◆ PROBLEM DETAILS ◆
Write out all the entries word for word and omit any pictures.

Collected data entries:
■ ■ ■ ■ ■ ■ ■
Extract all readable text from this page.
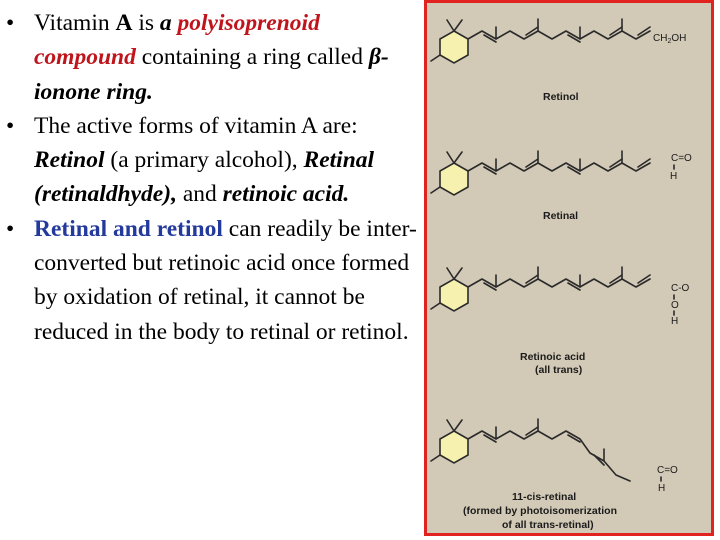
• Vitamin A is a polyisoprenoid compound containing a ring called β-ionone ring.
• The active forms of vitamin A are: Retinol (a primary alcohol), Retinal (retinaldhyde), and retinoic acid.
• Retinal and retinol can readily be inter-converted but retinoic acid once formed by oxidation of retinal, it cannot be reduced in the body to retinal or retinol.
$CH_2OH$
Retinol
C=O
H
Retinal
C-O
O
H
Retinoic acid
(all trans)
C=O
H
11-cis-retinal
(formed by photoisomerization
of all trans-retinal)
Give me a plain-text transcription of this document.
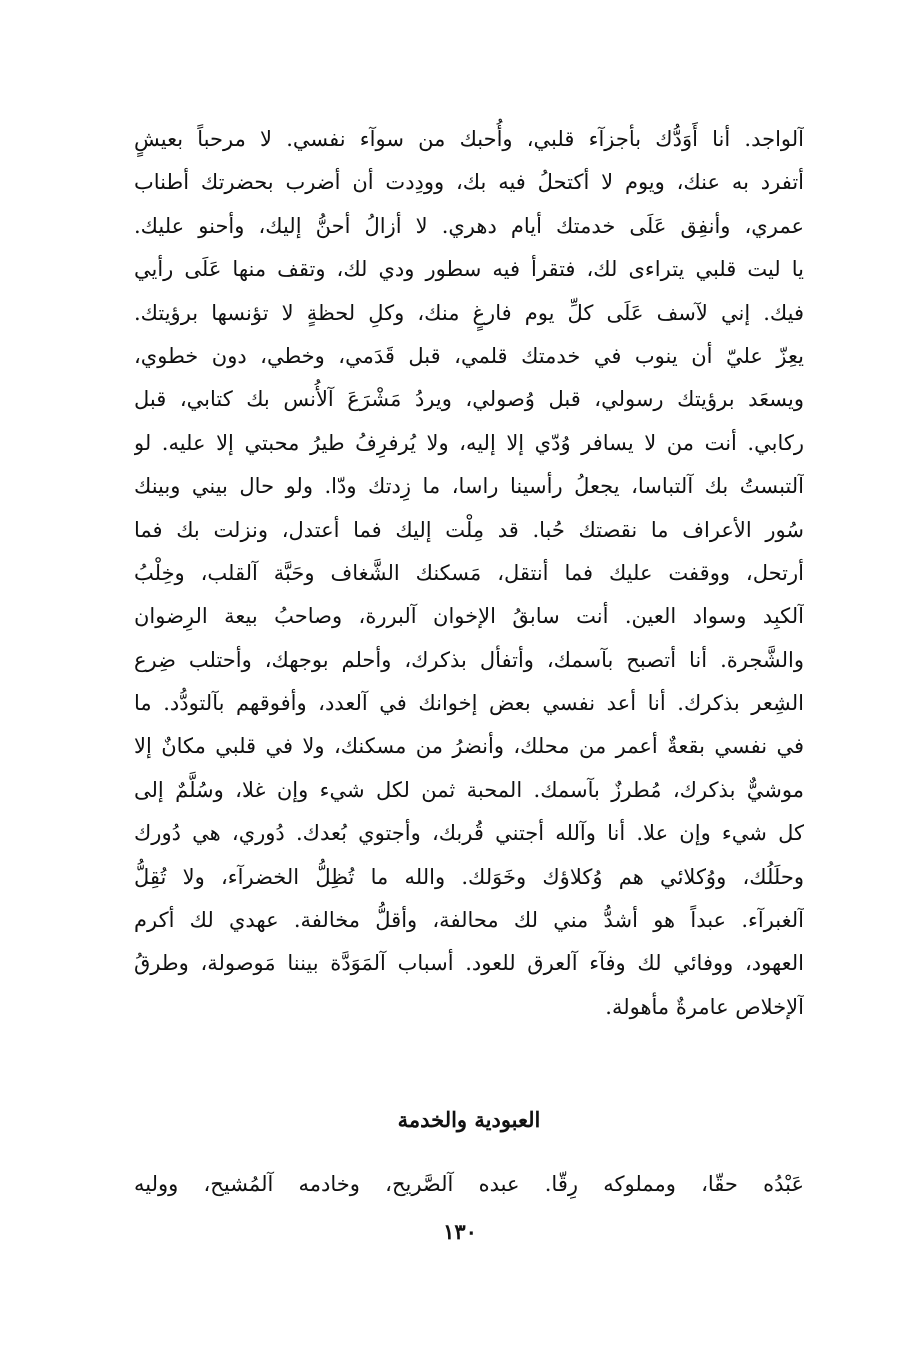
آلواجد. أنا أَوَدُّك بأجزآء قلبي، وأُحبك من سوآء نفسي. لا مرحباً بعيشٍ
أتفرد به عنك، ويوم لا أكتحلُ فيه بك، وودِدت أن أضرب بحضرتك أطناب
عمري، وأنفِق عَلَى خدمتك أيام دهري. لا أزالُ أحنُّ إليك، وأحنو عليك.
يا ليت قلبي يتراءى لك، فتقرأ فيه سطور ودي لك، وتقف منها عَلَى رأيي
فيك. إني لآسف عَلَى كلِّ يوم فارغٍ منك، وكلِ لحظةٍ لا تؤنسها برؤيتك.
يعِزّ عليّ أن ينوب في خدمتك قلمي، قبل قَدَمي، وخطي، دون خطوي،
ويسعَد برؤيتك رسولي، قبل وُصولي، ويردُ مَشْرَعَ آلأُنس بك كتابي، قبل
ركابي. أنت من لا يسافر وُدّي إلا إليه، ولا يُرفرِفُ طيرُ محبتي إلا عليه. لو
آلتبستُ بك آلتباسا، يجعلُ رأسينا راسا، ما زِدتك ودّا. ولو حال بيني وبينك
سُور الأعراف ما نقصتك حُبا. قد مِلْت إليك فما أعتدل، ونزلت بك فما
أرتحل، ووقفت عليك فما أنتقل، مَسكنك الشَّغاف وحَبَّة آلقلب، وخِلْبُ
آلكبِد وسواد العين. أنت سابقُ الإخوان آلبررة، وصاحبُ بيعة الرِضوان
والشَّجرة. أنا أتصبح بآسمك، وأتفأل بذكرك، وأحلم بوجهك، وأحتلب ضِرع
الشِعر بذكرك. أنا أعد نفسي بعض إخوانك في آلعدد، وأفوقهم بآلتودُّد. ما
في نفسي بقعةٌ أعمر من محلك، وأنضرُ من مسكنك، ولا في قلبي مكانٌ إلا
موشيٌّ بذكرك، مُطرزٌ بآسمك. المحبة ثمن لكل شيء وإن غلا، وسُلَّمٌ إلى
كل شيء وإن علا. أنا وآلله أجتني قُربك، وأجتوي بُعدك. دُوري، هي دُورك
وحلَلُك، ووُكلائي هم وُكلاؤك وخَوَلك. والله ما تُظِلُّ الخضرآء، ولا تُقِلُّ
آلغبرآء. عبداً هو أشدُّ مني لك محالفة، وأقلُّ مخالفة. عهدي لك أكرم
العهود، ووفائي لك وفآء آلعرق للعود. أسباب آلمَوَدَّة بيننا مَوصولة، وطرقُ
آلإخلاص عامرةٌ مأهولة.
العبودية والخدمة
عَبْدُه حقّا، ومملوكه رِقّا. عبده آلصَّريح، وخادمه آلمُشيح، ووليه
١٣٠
■ ■ ■ ■ ■ ■ ■
◆ CORRECT RESULT ◆
Extract all readable text from this page.
• Vitamin A is a polyisoprenoid compound containing a ring called β-ionone ring.
• The active forms of vitamin A are: Retinol (a primary alcohol), Retinal (retinaldhyde), and retinoic acid.
• Retinal and retinol can readily be inter-converted but retinoic acid once formed by oxidation of retinal, it cannot be reduced in the body to retinal or retinol.
$CH_2OH$
Retinol
C=O
H
Retinal
C-O
O
H
Retinoic acid
(all trans)
C=O
H
11-cis-retinal
(formed by photoisomerization
of all trans-retinal)
Give me a plain-text transcription of this document.
آلواجد. أنا أَوَدُّك بأجزآء قلبي، وأُحبك من سوآء نفسي. لا مرحباً بعيشٍ
أتفرد به عنك، ويوم لا أكتحلُ فيه بك، وودِدت أن أضرب بحضرتك أطناب
عمري، وأنفِق عَلَى خدمتك أيام دهري. لا أزالُ أحنُّ إليك، وأحنو عليك.
يا ليت قلبي يتراءى لك، فتقرأ فيه سطور ودي لك، وتقف منها عَلَى رأيي
فيك. إني لآسف عَلَى كلِّ يوم فارغٍ منك، وكلِ لحظةٍ لا تؤنسها برؤيتك.
يعِزّ عليّ أن ينوب في خدمتك قلمي، قبل قَدَمي، وخطي، دون خطوي،
ويسعَد برؤيتك رسولي، قبل وُصولي، ويردُ مَشْرَعَ آلأُنس بك كتابي، قبل
ركابي. أنت من لا يسافر وُدّي إلا إليه، ولا يُرفرِفُ طيرُ محبتي إلا عليه. لو
آلتبستُ بك آلتباسا، يجعلُ رأسينا راسا، ما زِدتك ودّا. ولو حال بيني وبينك
سُور الأعراف ما نقصتك حُبا. قد مِلْت إليك فما أعتدل، ونزلت بك فما
أرتحل، ووقفت عليك فما أنتقل، مَسكنك الشَّغاف وحَبَّة آلقلب، وخِلْبُ
آلكبِد وسواد العين. أنت سابقُ الإخوان آلبررة، وصاحبُ بيعة الرِضوان
والشَّجرة. أنا أتصبح بآسمك، وأتفأل بذكرك، وأحلم بوجهك، وأحتلب ضِرع
الشِعر بذكرك. أنا أعد نفسي بعض إخوانك في آلعدد، وأفوقهم بآلتودُّد. ما
في نفسي بقعةٌ أعمر من محلك، وأنضرُ من مسكنك، ولا في قلبي مكانٌ إلا
موشيٌّ بذكرك، مُطرزٌ بآسمك. المحبة ثمن لكل شيء وإن غلا، وسُلَّمٌ إلى
كل شيء وإن علا. أنا وآلله أجتني قُربك، وأجتوي بُعدك. دُوري، هي دُورك
وحلَلُك، ووُكلائي هم وُكلاؤك وخَوَلك. والله ما تُظِلُّ الخضرآء، ولا تُقِلُّ
آلغبرآء. عبداً هو أشدُّ مني لك محالفة، وأقلُّ مخالفة. عهدي لك أكرم
العهود، ووفائي لك وفآء آلعرق للعود. أسباب آلمَوَدَّة بيننا مَوصولة، وطرقُ
آلإخلاص عامرةٌ مأهولة.
العبودية والخدمة
عَبْدُه حقّا، ومملوكه رِقّا. عبده آلصَّريح، وخادمه آلمُشيح، ووليه
١٣٠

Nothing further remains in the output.